[begin Provided records]
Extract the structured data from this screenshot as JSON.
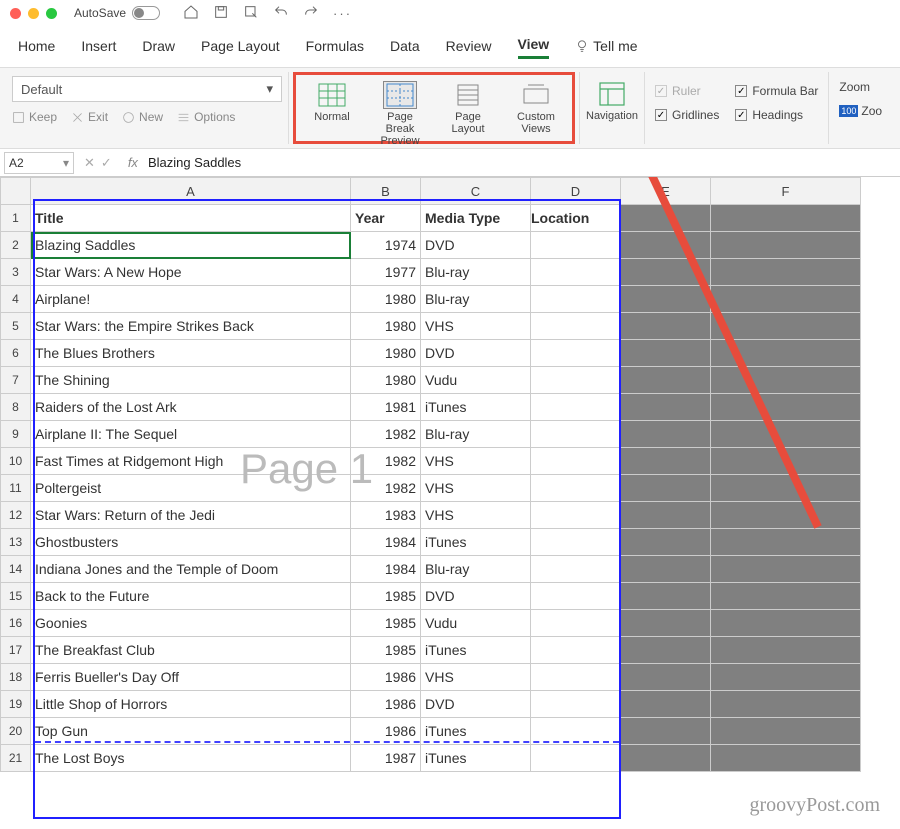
{
  "titlebar": {
    "autosave": "AutoSave"
  },
  "tabs": [
    "Home",
    "Insert",
    "Draw",
    "Page Layout",
    "Formulas",
    "Data",
    "Review",
    "View",
    "Tell me"
  ],
  "active_tab": "View",
  "ribbon": {
    "style_combo": "Default",
    "smallbtns": [
      "Keep",
      "Exit",
      "New",
      "Options"
    ],
    "viewbtns": [
      {
        "label": "Normal"
      },
      {
        "label": "Page Break Preview"
      },
      {
        "label": "Page Layout"
      },
      {
        "label": "Custom Views"
      }
    ],
    "navigation": "Navigation",
    "checks": {
      "ruler": "Ruler",
      "gridlines": "Gridlines",
      "formula": "Formula Bar",
      "headings": "Headings"
    },
    "zoom": "Zoom",
    "zoom100": "Zoo",
    "z100": "100"
  },
  "formula": {
    "cellref": "A2",
    "value": "Blazing Saddles"
  },
  "columns": [
    "A",
    "B",
    "C",
    "D",
    "E",
    "F"
  ],
  "headers": {
    "A": "Title",
    "B": "Year",
    "C": "Media Type",
    "D": "Location"
  },
  "rows": [
    {
      "n": 1
    },
    {
      "n": 2,
      "A": "Blazing Saddles",
      "B": "1974",
      "C": "DVD"
    },
    {
      "n": 3,
      "A": "Star Wars: A New Hope",
      "B": "1977",
      "C": "Blu-ray"
    },
    {
      "n": 4,
      "A": "Airplane!",
      "B": "1980",
      "C": "Blu-ray"
    },
    {
      "n": 5,
      "A": "Star Wars: the Empire Strikes Back",
      "B": "1980",
      "C": "VHS"
    },
    {
      "n": 6,
      "A": "The Blues Brothers",
      "B": "1980",
      "C": "DVD"
    },
    {
      "n": 7,
      "A": "The Shining",
      "B": "1980",
      "C": "Vudu"
    },
    {
      "n": 8,
      "A": "Raiders of the Lost Ark",
      "B": "1981",
      "C": "iTunes"
    },
    {
      "n": 9,
      "A": "Airplane II: The Sequel",
      "B": "1982",
      "C": "Blu-ray"
    },
    {
      "n": 10,
      "A": "Fast Times at Ridgemont High",
      "B": "1982",
      "C": "VHS"
    },
    {
      "n": 11,
      "A": "Poltergeist",
      "B": "1982",
      "C": "VHS"
    },
    {
      "n": 12,
      "A": "Star Wars: Return of the Jedi",
      "B": "1983",
      "C": "VHS"
    },
    {
      "n": 13,
      "A": "Ghostbusters",
      "B": "1984",
      "C": "iTunes"
    },
    {
      "n": 14,
      "A": "Indiana Jones and the Temple of Doom",
      "B": "1984",
      "C": "Blu-ray"
    },
    {
      "n": 15,
      "A": "Back to the Future",
      "B": "1985",
      "C": "DVD"
    },
    {
      "n": 16,
      "A": "Goonies",
      "B": "1985",
      "C": "Vudu"
    },
    {
      "n": 17,
      "A": "The Breakfast Club",
      "B": "1985",
      "C": "iTunes"
    },
    {
      "n": 18,
      "A": "Ferris Bueller's Day Off",
      "B": "1986",
      "C": "VHS"
    },
    {
      "n": 19,
      "A": "Little Shop of Horrors",
      "B": "1986",
      "C": "DVD"
    },
    {
      "n": 20,
      "A": "Top Gun",
      "B": "1986",
      "C": "iTunes"
    },
    {
      "n": 21,
      "A": "The Lost Boys",
      "B": "1987",
      "C": "iTunes"
    }
  ],
  "watermark_page": "Page 1",
  "site": "groovyPost.com"
}
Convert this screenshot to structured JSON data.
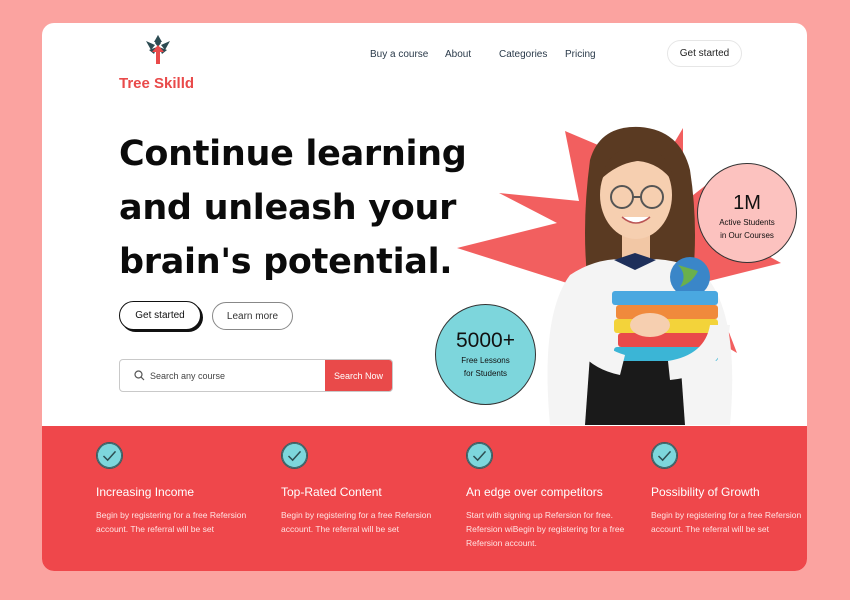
{
  "brand": {
    "name": "Tree Skilld"
  },
  "nav": {
    "items": [
      "Buy a course",
      "About",
      "Categories",
      "Pricing"
    ],
    "cta": "Get started"
  },
  "hero": {
    "title_line1": "Continue learning",
    "title_line2": "and unleash your",
    "title_line3": "brain's potential.",
    "primary_button": "Get started",
    "secondary_button": "Learn more"
  },
  "search": {
    "placeholder": "Search any course",
    "button": "Search Now"
  },
  "stats": {
    "students": {
      "value": "1M",
      "label_line1": "Active Students",
      "label_line2": "in Our Courses"
    },
    "lessons": {
      "value": "5000+",
      "label_line1": "Free Lessons",
      "label_line2": "for Students"
    }
  },
  "features": [
    {
      "title": "Increasing Income",
      "desc": "Begin by registering for a free Refersion account. The referral will be set"
    },
    {
      "title": "Top-Rated Content",
      "desc": "Begin by registering for a free Refersion account. The referral will be set"
    },
    {
      "title": "An edge over competitors",
      "desc": "Start with signing up Refersion for free. Refersion wiBegin by registering for a free Refersion account."
    },
    {
      "title": "Possibility of Growth",
      "desc": "Begin by registering for a free Refersion account. The referral will be set"
    }
  ],
  "colors": {
    "brand": "#e94a4a",
    "accent": "#7dd6dc",
    "page_bg": "#fba3a0",
    "pink_circle": "#fcc2bf"
  },
  "icons": {
    "logo": "tree-logo-icon",
    "search": "search-icon",
    "check": "check-icon"
  }
}
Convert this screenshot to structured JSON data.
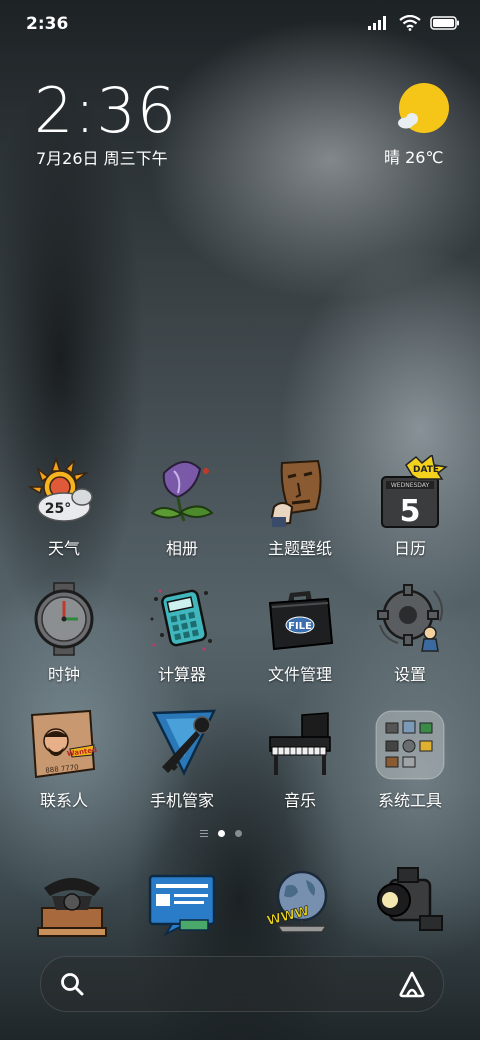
{
  "status_bar": {
    "time": "2:36"
  },
  "clock_widget": {
    "time": "2:36",
    "date": "7月26日 周三下午"
  },
  "weather_widget": {
    "text": "晴 26℃"
  },
  "apps": [
    {
      "label": "天气",
      "icon": "weather-icon",
      "badge": "25°"
    },
    {
      "label": "相册",
      "icon": "gallery-flower-icon"
    },
    {
      "label": "主题壁纸",
      "icon": "theme-mask-icon"
    },
    {
      "label": "日历",
      "icon": "calendar-icon",
      "date_tag": "DATE",
      "weekday": "WEDNESDAY",
      "day": "5"
    },
    {
      "label": "时钟",
      "icon": "clock-icon"
    },
    {
      "label": "计算器",
      "icon": "calculator-icon"
    },
    {
      "label": "文件管理",
      "icon": "file-briefcase-icon",
      "tag": "FILE"
    },
    {
      "label": "设置",
      "icon": "gear-icon"
    },
    {
      "label": "联系人",
      "icon": "wanted-poster-icon",
      "tag": "Wanted",
      "number": "888 7770"
    },
    {
      "label": "手机管家",
      "icon": "key-shield-icon"
    },
    {
      "label": "音乐",
      "icon": "piano-icon"
    },
    {
      "label": "系统工具",
      "icon": "system-tools-folder-icon"
    }
  ],
  "dock": [
    {
      "icon": "telephone-icon"
    },
    {
      "icon": "message-icon"
    },
    {
      "icon": "browser-globe-icon",
      "tag": "WWW"
    },
    {
      "icon": "camera-icon"
    }
  ],
  "page_indicator": {
    "pages": 2,
    "current": 1
  },
  "search": {
    "icon": "search-icon",
    "assistant_icon": "assistant-a-icon"
  }
}
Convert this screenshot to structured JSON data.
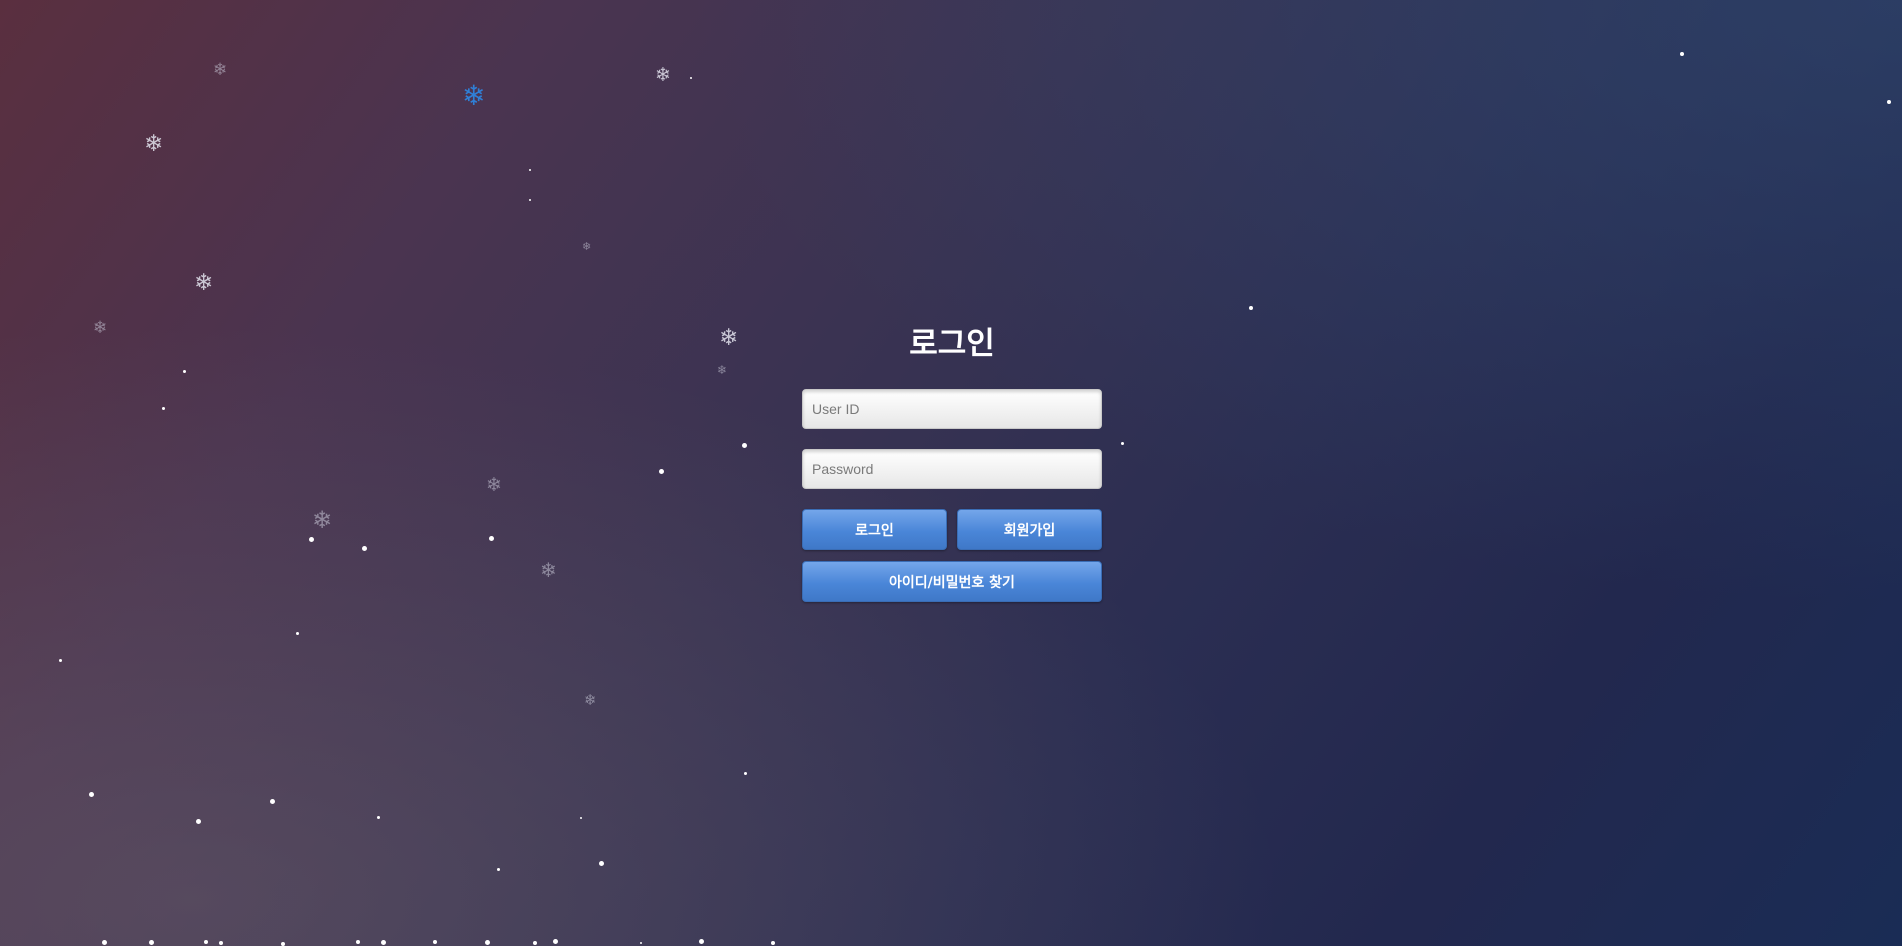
{
  "login": {
    "title": "로그인",
    "user_id_placeholder": "User ID",
    "password_placeholder": "Password",
    "login_button": "로그인",
    "signup_button": "회원가입",
    "find_account_button": "아이디/비밀번호 찾기"
  },
  "background": {
    "gradient_colors": [
      "#5a2f3f",
      "#3a3352",
      "#22284e",
      "#1a2c55"
    ],
    "effect": "falling-snow",
    "snowflake_icon": "❄"
  },
  "colors": {
    "button": "#4a86d8",
    "accent_flake": "#2f7fd6",
    "title": "#ffffff"
  }
}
[end Provided records]
• What this task involves: Leaving all pictures aside, quote each record exactly.

• Exercise response:
Extract the structured data from this screenshot as JSON.
{
  "titlebar": {
    "autosave": "AutoSave"
  },
  "tabs": [
    "Home",
    "Insert",
    "Draw",
    "Page Layout",
    "Formulas",
    "Data",
    "Review",
    "View",
    "Tell me"
  ],
  "active_tab": "View",
  "ribbon": {
    "style_combo": "Default",
    "smallbtns": [
      "Keep",
      "Exit",
      "New",
      "Options"
    ],
    "viewbtns": [
      {
        "label": "Normal"
      },
      {
        "label": "Page Break Preview"
      },
      {
        "label": "Page Layout"
      },
      {
        "label": "Custom Views"
      }
    ],
    "navigation": "Navigation",
    "checks": {
      "ruler": "Ruler",
      "gridlines": "Gridlines",
      "formula": "Formula Bar",
      "headings": "Headings"
    },
    "zoom": "Zoom",
    "zoom100": "Zoo",
    "z100": "100"
  },
  "formula": {
    "cellref": "A2",
    "value": "Blazing Saddles"
  },
  "columns": [
    "A",
    "B",
    "C",
    "D",
    "E",
    "F"
  ],
  "headers": {
    "A": "Title",
    "B": "Year",
    "C": "Media Type",
    "D": "Location"
  },
  "rows": [
    {
      "n": 1
    },
    {
      "n": 2,
      "A": "Blazing Saddles",
      "B": "1974",
      "C": "DVD"
    },
    {
      "n": 3,
      "A": "Star Wars: A New Hope",
      "B": "1977",
      "C": "Blu-ray"
    },
    {
      "n": 4,
      "A": "Airplane!",
      "B": "1980",
      "C": "Blu-ray"
    },
    {
      "n": 5,
      "A": "Star Wars: the Empire Strikes Back",
      "B": "1980",
      "C": "VHS"
    },
    {
      "n": 6,
      "A": "The Blues Brothers",
      "B": "1980",
      "C": "DVD"
    },
    {
      "n": 7,
      "A": "The Shining",
      "B": "1980",
      "C": "Vudu"
    },
    {
      "n": 8,
      "A": "Raiders of the Lost Ark",
      "B": "1981",
      "C": "iTunes"
    },
    {
      "n": 9,
      "A": "Airplane II: The Sequel",
      "B": "1982",
      "C": "Blu-ray"
    },
    {
      "n": 10,
      "A": "Fast Times at Ridgemont High",
      "B": "1982",
      "C": "VHS"
    },
    {
      "n": 11,
      "A": "Poltergeist",
      "B": "1982",
      "C": "VHS"
    },
    {
      "n": 12,
      "A": "Star Wars: Return of the Jedi",
      "B": "1983",
      "C": "VHS"
    },
    {
      "n": 13,
      "A": "Ghostbusters",
      "B": "1984",
      "C": "iTunes"
    },
    {
      "n": 14,
      "A": "Indiana Jones and the Temple of Doom",
      "B": "1984",
      "C": "Blu-ray"
    },
    {
      "n": 15,
      "A": "Back to the Future",
      "B": "1985",
      "C": "DVD"
    },
    {
      "n": 16,
      "A": "Goonies",
      "B": "1985",
      "C": "Vudu"
    },
    {
      "n": 17,
      "A": "The Breakfast Club",
      "B": "1985",
      "C": "iTunes"
    },
    {
      "n": 18,
      "A": "Ferris Bueller's Day Off",
      "B": "1986",
      "C": "VHS"
    },
    {
      "n": 19,
      "A": "Little Shop of Horrors",
      "B": "1986",
      "C": "DVD"
    },
    {
      "n": 20,
      "A": "Top Gun",
      "B": "1986",
      "C": "iTunes"
    },
    {
      "n": 21,
      "A": "The Lost Boys",
      "B": "1987",
      "C": "iTunes"
    }
  ],
  "watermark_page": "Page 1",
  "site": "groovyPost.com"
}
Convert this screenshot to structured JSON data.
{
  "brand": {
    "name": "Tree Skilld"
  },
  "nav": {
    "items": [
      "Buy a course",
      "About",
      "Categories",
      "Pricing"
    ],
    "cta": "Get started"
  },
  "hero": {
    "title_line1": "Continue learning",
    "title_line2": "and unleash your",
    "title_line3": "brain's potential.",
    "primary_button": "Get started",
    "secondary_button": "Learn more"
  },
  "search": {
    "placeholder": "Search any course",
    "button": "Search Now"
  },
  "stats": {
    "students": {
      "value": "1M",
      "label_line1": "Active Students",
      "label_line2": "in Our Courses"
    },
    "lessons": {
      "value": "5000+",
      "label_line1": "Free Lessons",
      "label_line2": "for Students"
    }
  },
  "features": [
    {
      "title": "Increasing Income",
      "desc": "Begin by registering for a free Refersion account. The referral will be set"
    },
    {
      "title": "Top-Rated Content",
      "desc": "Begin by registering for a free Refersion account. The referral will be set"
    },
    {
      "title": "An edge over competitors",
      "desc": "Start with signing up Refersion for free. Refersion wiBegin by registering for a free Refersion account."
    },
    {
      "title": "Possibility of Growth",
      "desc": "Begin by registering for a free Refersion account. The referral will be set"
    }
  ],
  "colors": {
    "brand": "#e94a4a",
    "accent": "#7dd6dc",
    "page_bg": "#fba3a0",
    "pink_circle": "#fcc2bf"
  },
  "icons": {
    "logo": "tree-logo-icon",
    "search": "search-icon",
    "check": "check-icon"
  }
}
Convert this screenshot to structured JSON data.
{
  "status_bar": {
    "time": "2:36"
  },
  "clock_widget": {
    "time": "2:36",
    "date": "7月26日 周三下午"
  },
  "weather_widget": {
    "text": "晴 26℃"
  },
  "apps": [
    {
      "label": "天气",
      "icon": "weather-icon",
      "badge": "25°"
    },
    {
      "label": "相册",
      "icon": "gallery-flower-icon"
    },
    {
      "label": "主题壁纸",
      "icon": "theme-mask-icon"
    },
    {
      "label": "日历",
      "icon": "calendar-icon",
      "date_tag": "DATE",
      "weekday": "WEDNESDAY",
      "day": "5"
    },
    {
      "label": "时钟",
      "icon": "clock-icon"
    },
    {
      "label": "计算器",
      "icon": "calculator-icon"
    },
    {
      "label": "文件管理",
      "icon": "file-briefcase-icon",
      "tag": "FILE"
    },
    {
      "label": "设置",
      "icon": "gear-icon"
    },
    {
      "label": "联系人",
      "icon": "wanted-poster-icon",
      "tag": "Wanted",
      "number": "888 7770"
    },
    {
      "label": "手机管家",
      "icon": "key-shield-icon"
    },
    {
      "label": "音乐",
      "icon": "piano-icon"
    },
    {
      "label": "系统工具",
      "icon": "system-tools-folder-icon"
    }
  ],
  "dock": [
    {
      "icon": "telephone-icon"
    },
    {
      "icon": "message-icon"
    },
    {
      "icon": "browser-globe-icon",
      "tag": "WWW"
    },
    {
      "icon": "camera-icon"
    }
  ],
  "page_indicator": {
    "pages": 2,
    "current": 1
  },
  "search": {
    "icon": "search-icon",
    "assistant_icon": "assistant-a-icon"
  }
}
Convert this screenshot to structured JSON data.
{
  "login": {
    "title": "로그인",
    "user_id_placeholder": "User ID",
    "password_placeholder": "Password",
    "login_button": "로그인",
    "signup_button": "회원가입",
    "find_account_button": "아이디/비밀번호 찾기"
  },
  "background": {
    "gradient_colors": [
      "#5a2f3f",
      "#3a3352",
      "#22284e",
      "#1a2c55"
    ],
    "effect": "falling-snow",
    "snowflake_icon": "❄"
  },
  "colors": {
    "button": "#4a86d8",
    "accent_flake": "#2f7fd6",
    "title": "#ffffff"
  }
}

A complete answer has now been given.